#### Selected extract
>>>
Development teams so often find themselves rushing to get a release out on time. When it comes time for testing, the software works fine in the lab. But, when it's released, customers report a bunch of bugs. How does this happen? Why weren't the flaws found in QA?

Welcome to defect fatigue, a common issue that occurs when testers execute the same repetitive automated and manual tests and as a result, skip over or miss defects. Testers need to get creative and investigative to find these well-hidden defects before they slip past QA and into the hands of customers.

Be an Investigator and Break Things

The purpose of exploratory testing is to find defects by breaking application functionality using manual and automated techniques without repetition. The "without repetition" piece is key, and the idea is that teams test to break, rather than confirm. Testers should manipulate connectivity, security, configuration settings, and different user navigation, among others. Other techniques include:

■ creating mind maps to find testing areas to investigate

■ forcing the application to function outside the known paths

■ triggering unexpected errors to discover missing error messaging paths

■ exercising back-end processing and third-party software integrations to see what can be interrupted or failed by unexpected user actions

If an application supports different user roles, testing should be done from these different perspectives and with their respective settings. Testers can also utilize existing browser development tools to find errors that are not always visible in the application UI, and to test and edit to see how the application responds.
<<<
#### Lines listing boxed layout items
>>>
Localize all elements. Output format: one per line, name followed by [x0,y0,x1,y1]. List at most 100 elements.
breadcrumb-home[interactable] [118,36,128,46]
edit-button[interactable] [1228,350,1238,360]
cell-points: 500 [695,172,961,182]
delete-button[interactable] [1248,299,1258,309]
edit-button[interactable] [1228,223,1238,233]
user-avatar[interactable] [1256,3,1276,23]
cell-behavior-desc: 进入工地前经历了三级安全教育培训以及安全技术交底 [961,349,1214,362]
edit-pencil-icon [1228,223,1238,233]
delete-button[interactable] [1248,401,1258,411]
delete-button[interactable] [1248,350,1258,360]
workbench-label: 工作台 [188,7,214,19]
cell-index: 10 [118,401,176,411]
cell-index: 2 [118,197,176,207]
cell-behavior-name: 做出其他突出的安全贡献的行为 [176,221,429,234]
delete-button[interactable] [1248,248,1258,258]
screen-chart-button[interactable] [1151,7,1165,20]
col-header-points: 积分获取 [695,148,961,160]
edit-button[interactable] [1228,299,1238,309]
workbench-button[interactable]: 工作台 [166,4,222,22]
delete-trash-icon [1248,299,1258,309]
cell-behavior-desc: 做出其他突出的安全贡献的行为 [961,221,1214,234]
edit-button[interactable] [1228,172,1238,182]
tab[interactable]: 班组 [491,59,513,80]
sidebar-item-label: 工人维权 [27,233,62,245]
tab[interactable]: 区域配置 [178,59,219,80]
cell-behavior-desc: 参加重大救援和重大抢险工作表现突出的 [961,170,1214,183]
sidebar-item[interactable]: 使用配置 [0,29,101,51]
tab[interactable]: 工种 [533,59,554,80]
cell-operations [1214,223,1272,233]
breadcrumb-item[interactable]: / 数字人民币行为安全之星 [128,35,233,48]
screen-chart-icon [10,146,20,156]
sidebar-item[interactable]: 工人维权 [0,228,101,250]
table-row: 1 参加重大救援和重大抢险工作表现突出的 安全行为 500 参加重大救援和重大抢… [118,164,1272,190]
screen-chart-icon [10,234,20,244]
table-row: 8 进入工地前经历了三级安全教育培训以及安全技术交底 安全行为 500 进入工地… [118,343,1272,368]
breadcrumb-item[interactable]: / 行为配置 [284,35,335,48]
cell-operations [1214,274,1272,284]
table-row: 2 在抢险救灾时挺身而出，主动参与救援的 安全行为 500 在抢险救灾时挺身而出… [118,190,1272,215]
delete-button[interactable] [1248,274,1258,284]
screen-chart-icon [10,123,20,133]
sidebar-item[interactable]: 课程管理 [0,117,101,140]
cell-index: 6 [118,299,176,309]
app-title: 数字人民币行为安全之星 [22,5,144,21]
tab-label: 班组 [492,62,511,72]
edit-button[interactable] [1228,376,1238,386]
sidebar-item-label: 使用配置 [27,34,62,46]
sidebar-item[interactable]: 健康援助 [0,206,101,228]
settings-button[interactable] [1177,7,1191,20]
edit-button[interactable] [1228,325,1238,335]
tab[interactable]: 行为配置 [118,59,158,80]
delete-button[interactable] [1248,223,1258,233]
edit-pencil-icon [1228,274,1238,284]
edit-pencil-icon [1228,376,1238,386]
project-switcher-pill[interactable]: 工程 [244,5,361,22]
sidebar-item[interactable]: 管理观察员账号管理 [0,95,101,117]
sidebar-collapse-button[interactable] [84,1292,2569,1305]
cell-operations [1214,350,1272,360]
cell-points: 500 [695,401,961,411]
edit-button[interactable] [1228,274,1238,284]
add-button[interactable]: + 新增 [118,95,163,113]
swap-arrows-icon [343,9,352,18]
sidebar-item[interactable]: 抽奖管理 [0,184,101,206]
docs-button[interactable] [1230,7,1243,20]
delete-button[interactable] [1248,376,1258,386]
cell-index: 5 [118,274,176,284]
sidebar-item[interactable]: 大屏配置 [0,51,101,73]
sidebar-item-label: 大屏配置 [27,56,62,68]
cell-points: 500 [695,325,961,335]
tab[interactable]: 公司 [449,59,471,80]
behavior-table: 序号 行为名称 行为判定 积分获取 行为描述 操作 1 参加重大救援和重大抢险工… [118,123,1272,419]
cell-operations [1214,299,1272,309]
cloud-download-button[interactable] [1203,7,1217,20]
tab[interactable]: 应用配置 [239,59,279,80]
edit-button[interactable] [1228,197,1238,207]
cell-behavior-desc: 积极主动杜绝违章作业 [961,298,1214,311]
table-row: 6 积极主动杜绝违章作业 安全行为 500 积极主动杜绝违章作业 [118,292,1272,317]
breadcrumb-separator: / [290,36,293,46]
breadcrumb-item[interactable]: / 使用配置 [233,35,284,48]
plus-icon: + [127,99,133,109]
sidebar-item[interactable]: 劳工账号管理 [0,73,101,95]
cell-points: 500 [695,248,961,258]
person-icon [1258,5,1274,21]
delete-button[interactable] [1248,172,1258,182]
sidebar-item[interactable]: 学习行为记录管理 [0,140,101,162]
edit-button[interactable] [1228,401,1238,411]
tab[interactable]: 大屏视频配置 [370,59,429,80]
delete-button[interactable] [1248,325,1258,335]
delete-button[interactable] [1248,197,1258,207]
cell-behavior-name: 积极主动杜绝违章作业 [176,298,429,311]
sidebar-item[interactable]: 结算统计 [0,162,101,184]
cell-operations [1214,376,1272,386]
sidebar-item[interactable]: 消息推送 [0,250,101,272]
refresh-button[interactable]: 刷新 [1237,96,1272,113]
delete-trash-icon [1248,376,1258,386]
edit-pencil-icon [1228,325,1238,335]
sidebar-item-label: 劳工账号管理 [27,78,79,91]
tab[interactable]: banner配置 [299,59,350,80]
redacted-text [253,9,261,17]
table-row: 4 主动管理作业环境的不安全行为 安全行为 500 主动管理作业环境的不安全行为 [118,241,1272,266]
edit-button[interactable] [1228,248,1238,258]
<<<
#### Aim
Resume the text on exploratory testing and defect fatigue, picking up after its final sentence. These lines are separate material, apart from the text on exploratory testing.

#### Expected output
Consider the People Element

Testers are also people that use applications every day. They should draw on their own personal experiences with typical application defects to try and break functionality. They should also consider the habits and behaviors of the members of the software development team.

As developers and product managers work more with an application over time, they start to develop habits that may influence how they interact with the software. For example, some developers may only develop code on a local machine while others may only do code reviews instead of pre-testing in a test environment. These are work habits that can lead to defects. On the product side, many product managers habitually create user stories and requirements in the same way, unintentionally leaving out a relevant workflow or configuration setting.

Finding hidden defects requires testing against the grain rather than verifying a function performs as expected. It also requires testing all possible paths that customers might take. Crowdtesting can supplement existing techniques by using real people to serve as proxies for customers. They can test for quality, user-experience and functionality outside the lab, and provide instant, useful feedback.

Testing repeatedly only to have bugs unearthed later by customers is a frustrating and potentially costly endeavor. When testers mix existing techniques with creativity and an understanding of human behavior, they will be able to dig deeper to find bugs and friction points that ultimately improve quality and customer experience before release.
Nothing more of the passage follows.